Dataset rows –
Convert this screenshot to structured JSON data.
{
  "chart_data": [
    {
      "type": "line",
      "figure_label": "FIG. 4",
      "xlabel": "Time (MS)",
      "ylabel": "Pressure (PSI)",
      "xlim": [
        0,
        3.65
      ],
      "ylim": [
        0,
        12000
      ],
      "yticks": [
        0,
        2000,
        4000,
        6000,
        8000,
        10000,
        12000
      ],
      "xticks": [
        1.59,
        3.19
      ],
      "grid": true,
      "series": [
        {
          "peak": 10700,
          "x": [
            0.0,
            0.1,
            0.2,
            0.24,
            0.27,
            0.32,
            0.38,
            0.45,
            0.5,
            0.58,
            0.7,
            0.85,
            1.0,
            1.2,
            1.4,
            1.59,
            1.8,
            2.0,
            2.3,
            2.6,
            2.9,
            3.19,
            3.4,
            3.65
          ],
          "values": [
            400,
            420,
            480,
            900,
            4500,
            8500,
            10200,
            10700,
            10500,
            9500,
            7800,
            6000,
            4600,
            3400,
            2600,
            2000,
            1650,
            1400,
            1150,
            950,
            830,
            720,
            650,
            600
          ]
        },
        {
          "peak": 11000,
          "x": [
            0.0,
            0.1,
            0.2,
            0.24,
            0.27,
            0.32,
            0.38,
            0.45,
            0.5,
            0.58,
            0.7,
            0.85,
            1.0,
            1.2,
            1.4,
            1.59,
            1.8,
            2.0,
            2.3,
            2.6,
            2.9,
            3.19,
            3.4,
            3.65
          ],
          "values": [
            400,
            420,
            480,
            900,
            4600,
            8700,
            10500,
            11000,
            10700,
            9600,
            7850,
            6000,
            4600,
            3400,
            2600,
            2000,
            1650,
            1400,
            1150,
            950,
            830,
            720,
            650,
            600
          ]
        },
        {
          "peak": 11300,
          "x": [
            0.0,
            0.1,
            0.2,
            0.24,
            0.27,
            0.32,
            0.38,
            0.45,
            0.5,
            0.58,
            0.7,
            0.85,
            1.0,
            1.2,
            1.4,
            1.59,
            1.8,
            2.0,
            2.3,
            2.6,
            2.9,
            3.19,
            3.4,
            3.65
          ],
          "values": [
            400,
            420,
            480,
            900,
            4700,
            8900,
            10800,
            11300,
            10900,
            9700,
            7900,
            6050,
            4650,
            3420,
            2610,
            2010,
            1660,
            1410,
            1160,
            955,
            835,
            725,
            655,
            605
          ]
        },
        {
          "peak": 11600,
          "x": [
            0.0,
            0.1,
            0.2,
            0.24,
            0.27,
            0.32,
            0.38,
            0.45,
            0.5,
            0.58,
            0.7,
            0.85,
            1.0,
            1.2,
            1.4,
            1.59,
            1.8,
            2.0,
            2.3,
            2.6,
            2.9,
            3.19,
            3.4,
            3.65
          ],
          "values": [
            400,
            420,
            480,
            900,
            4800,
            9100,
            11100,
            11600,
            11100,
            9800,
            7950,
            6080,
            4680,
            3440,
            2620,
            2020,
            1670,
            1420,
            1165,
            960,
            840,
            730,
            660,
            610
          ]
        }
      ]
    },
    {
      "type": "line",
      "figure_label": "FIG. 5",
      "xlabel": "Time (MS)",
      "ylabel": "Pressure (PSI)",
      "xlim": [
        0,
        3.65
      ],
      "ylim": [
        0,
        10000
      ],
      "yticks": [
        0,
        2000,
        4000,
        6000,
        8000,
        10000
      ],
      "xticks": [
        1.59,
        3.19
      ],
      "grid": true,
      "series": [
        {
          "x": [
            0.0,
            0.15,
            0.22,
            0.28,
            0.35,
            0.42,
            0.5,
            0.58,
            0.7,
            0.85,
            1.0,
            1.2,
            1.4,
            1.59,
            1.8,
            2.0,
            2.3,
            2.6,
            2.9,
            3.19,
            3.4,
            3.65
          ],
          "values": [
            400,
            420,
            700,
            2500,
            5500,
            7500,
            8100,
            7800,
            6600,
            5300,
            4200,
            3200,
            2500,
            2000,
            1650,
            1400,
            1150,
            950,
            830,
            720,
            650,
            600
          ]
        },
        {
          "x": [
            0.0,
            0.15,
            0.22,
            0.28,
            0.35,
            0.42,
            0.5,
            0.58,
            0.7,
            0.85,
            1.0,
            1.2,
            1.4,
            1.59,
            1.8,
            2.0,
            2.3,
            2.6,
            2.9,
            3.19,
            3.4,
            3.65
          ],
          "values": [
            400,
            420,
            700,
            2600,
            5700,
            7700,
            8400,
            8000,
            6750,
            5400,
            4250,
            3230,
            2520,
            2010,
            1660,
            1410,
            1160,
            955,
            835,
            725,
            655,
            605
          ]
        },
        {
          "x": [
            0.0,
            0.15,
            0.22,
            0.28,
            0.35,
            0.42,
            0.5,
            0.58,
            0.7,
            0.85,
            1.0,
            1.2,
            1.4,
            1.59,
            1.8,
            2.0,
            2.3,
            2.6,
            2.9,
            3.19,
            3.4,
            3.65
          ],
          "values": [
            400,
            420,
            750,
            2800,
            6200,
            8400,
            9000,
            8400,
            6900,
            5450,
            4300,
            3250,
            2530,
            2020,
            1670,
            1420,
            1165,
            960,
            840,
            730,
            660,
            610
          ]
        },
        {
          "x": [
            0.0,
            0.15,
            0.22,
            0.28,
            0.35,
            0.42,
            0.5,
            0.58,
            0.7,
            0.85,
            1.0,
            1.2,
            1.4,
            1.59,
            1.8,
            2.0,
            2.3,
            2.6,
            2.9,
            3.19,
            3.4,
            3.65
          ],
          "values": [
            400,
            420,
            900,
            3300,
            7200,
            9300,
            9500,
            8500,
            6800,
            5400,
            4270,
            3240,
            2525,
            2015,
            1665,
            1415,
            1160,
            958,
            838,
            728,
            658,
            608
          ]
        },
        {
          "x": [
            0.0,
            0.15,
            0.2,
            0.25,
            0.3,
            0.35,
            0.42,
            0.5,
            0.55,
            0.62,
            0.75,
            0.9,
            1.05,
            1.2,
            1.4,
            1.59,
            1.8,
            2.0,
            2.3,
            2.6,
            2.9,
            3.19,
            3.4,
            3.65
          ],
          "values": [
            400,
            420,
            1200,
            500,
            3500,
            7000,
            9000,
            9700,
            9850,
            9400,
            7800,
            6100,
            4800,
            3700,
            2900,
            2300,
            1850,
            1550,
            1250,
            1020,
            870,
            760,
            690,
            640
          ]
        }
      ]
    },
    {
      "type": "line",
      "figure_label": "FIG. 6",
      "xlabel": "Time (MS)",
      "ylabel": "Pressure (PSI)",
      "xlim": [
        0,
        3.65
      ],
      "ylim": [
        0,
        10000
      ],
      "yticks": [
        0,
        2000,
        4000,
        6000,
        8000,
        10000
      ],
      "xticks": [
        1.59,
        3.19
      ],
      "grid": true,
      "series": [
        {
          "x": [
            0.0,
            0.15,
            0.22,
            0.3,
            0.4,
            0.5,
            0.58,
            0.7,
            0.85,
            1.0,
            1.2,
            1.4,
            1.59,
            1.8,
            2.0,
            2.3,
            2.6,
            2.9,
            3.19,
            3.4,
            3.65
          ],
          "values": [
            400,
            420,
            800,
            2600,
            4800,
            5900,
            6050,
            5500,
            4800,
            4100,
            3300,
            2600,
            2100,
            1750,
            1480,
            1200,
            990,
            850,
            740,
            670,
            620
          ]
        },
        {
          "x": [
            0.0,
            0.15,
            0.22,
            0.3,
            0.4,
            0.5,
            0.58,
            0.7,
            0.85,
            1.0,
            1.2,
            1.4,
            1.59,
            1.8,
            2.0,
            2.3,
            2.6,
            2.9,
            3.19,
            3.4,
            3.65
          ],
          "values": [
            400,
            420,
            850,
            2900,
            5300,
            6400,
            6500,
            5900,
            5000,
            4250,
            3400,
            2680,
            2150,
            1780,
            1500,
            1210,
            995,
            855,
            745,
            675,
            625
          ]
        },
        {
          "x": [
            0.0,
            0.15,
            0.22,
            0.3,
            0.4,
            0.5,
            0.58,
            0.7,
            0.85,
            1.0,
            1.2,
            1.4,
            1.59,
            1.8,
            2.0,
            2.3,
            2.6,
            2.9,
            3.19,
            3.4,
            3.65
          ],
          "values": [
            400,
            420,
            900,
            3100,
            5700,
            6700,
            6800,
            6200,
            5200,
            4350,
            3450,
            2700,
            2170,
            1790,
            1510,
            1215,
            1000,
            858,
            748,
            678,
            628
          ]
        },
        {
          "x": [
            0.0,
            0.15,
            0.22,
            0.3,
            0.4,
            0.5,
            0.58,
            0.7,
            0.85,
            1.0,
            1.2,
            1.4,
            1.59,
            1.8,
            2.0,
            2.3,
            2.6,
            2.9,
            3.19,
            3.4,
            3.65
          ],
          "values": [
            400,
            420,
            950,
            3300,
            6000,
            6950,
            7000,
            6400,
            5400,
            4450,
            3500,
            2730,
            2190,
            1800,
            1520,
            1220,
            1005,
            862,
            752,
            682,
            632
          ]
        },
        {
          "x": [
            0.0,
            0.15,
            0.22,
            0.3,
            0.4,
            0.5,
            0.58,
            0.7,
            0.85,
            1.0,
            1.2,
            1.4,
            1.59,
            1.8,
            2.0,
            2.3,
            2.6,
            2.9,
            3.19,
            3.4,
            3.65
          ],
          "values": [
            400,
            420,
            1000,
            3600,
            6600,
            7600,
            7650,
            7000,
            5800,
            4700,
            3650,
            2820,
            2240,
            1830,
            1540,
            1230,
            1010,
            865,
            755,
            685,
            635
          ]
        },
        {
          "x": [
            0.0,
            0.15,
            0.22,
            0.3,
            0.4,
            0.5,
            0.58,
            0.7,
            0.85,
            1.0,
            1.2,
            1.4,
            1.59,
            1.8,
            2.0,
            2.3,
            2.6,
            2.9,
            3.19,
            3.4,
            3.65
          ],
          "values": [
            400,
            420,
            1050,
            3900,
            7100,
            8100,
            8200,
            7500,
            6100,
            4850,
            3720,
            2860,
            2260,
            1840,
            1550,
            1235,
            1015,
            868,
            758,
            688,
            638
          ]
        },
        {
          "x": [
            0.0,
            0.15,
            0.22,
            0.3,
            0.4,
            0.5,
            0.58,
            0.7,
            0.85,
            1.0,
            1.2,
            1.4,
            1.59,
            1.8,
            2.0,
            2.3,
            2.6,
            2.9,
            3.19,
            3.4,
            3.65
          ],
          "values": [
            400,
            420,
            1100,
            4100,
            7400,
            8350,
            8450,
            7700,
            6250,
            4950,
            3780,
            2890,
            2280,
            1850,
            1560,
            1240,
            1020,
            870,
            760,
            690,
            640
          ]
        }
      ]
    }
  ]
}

Given task – Find and copy every line in the entries above where the string "peak" occurs.

Problem solution –
          "peak": 10700,
          "peak": 11000,
          "peak": 11300,
          "peak": 11600,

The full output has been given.